• Dataset items:
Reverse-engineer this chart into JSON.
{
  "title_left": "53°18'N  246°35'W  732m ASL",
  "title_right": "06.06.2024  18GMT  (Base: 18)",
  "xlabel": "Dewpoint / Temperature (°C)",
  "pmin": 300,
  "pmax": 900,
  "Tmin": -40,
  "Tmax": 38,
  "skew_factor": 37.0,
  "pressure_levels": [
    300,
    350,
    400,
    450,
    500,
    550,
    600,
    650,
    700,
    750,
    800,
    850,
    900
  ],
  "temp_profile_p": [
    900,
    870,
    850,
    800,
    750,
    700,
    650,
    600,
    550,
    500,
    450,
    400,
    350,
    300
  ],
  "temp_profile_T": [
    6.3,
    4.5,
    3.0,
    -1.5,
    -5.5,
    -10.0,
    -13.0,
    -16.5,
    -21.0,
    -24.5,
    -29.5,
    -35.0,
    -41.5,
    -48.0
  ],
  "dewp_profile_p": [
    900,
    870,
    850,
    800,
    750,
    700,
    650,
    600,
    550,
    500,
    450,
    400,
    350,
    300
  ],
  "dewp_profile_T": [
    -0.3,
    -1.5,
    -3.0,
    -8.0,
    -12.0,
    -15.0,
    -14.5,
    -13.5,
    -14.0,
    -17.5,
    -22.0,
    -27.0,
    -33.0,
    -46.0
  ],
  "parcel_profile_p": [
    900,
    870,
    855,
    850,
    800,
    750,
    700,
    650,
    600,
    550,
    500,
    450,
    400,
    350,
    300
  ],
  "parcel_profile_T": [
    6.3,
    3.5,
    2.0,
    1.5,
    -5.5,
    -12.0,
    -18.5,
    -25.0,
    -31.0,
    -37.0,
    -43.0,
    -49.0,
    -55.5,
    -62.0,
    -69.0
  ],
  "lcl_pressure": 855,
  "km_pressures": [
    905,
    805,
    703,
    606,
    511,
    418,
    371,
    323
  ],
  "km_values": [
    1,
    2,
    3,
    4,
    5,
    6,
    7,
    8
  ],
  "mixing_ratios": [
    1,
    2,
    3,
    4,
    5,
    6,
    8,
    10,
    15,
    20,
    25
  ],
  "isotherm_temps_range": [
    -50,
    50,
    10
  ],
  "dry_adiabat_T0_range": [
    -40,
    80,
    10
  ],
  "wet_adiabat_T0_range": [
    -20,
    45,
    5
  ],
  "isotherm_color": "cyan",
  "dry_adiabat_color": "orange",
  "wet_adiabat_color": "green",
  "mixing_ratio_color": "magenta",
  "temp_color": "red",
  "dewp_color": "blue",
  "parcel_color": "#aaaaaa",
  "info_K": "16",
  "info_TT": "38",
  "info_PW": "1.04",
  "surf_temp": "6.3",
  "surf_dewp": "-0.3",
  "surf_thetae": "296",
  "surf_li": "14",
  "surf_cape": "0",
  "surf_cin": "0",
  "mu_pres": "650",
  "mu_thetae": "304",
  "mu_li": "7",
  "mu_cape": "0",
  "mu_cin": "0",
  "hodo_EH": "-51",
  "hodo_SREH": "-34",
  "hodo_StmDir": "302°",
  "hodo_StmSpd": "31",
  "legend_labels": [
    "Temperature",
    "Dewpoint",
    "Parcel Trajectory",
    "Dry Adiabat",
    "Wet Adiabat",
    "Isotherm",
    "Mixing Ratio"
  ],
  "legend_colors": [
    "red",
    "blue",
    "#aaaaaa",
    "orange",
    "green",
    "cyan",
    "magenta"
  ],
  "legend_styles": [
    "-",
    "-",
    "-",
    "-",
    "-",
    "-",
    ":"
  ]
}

• TASK DETAILS: Every entry in the listing must be retyped exactly.

• WRITTEN ANSWER:
Reverse-engineer this chart into JSON.
{
  "title_left": "53°18'N  246°35'W  732m ASL",
  "title_right": "06.06.2024  18GMT  (Base: 18)",
  "xlabel": "Dewpoint / Temperature (°C)",
  "pmin": 300,
  "pmax": 900,
  "Tmin": -40,
  "Tmax": 38,
  "skew_factor": 37.0,
  "pressure_levels": [
    300,
    350,
    400,
    450,
    500,
    550,
    600,
    650,
    700,
    750,
    800,
    850,
    900
  ],
  "temp_profile_p": [
    900,
    870,
    850,
    800,
    750,
    700,
    650,
    600,
    550,
    500,
    450,
    400,
    350,
    300
  ],
  "temp_profile_T": [
    6.3,
    4.5,
    3.0,
    -1.5,
    -5.5,
    -10.0,
    -13.0,
    -16.5,
    -21.0,
    -24.5,
    -29.5,
    -35.0,
    -41.5,
    -48.0
  ],
  "dewp_profile_p": [
    900,
    870,
    850,
    800,
    750,
    700,
    650,
    600,
    550,
    500,
    450,
    400,
    350,
    300
  ],
  "dewp_profile_T": [
    -0.3,
    -1.5,
    -3.0,
    -8.0,
    -12.0,
    -15.0,
    -14.5,
    -13.5,
    -14.0,
    -17.5,
    -22.0,
    -27.0,
    -33.0,
    -46.0
  ],
  "parcel_profile_p": [
    900,
    870,
    855,
    850,
    800,
    750,
    700,
    650,
    600,
    550,
    500,
    450,
    400,
    350,
    300
  ],
  "parcel_profile_T": [
    6.3,
    3.5,
    2.0,
    1.5,
    -5.5,
    -12.0,
    -18.5,
    -25.0,
    -31.0,
    -37.0,
    -43.0,
    -49.0,
    -55.5,
    -62.0,
    -69.0
  ],
  "lcl_pressure": 855,
  "km_pressures": [
    905,
    805,
    703,
    606,
    511,
    418,
    371,
    323
  ],
  "km_values": [
    1,
    2,
    3,
    4,
    5,
    6,
    7,
    8
  ],
  "mixing_ratios": [
    1,
    2,
    3,
    4,
    5,
    6,
    8,
    10,
    15,
    20,
    25
  ],
  "isotherm_temps_range": [
    -50,
    50,
    10
  ],
  "dry_adiabat_T0_range": [
    -40,
    80,
    10
  ],
  "wet_adiabat_T0_range": [
    -20,
    45,
    5
  ],
  "isotherm_color": "cyan",
  "dry_adiabat_color": "orange",
  "wet_adiabat_color": "green",
  "mixing_ratio_color": "magenta",
  "temp_color": "red",
  "dewp_color": "blue",
  "parcel_color": "#aaaaaa",
  "info_K": "16",
  "info_TT": "38",
  "info_PW": "1.04",
  "surf_temp": "6.3",
  "surf_dewp": "-0.3",
  "surf_thetae": "296",
  "surf_li": "14",
  "surf_cape": "0",
  "surf_cin": "0",
  "mu_pres": "650",
  "mu_thetae": "304",
  "mu_li": "7",
  "mu_cape": "0",
  "mu_cin": "0",
  "hodo_EH": "-51",
  "hodo_SREH": "-34",
  "hodo_StmDir": "302°",
  "hodo_StmSpd": "31",
  "legend_labels": [
    "Temperature",
    "Dewpoint",
    "Parcel Trajectory",
    "Dry Adiabat",
    "Wet Adiabat",
    "Isotherm",
    "Mixing Ratio"
  ],
  "legend_colors": [
    "red",
    "blue",
    "#aaaaaa",
    "orange",
    "green",
    "cyan",
    "magenta"
  ],
  "legend_styles": [
    "-",
    "-",
    "-",
    "-",
    "-",
    "-",
    ":"
  ]
}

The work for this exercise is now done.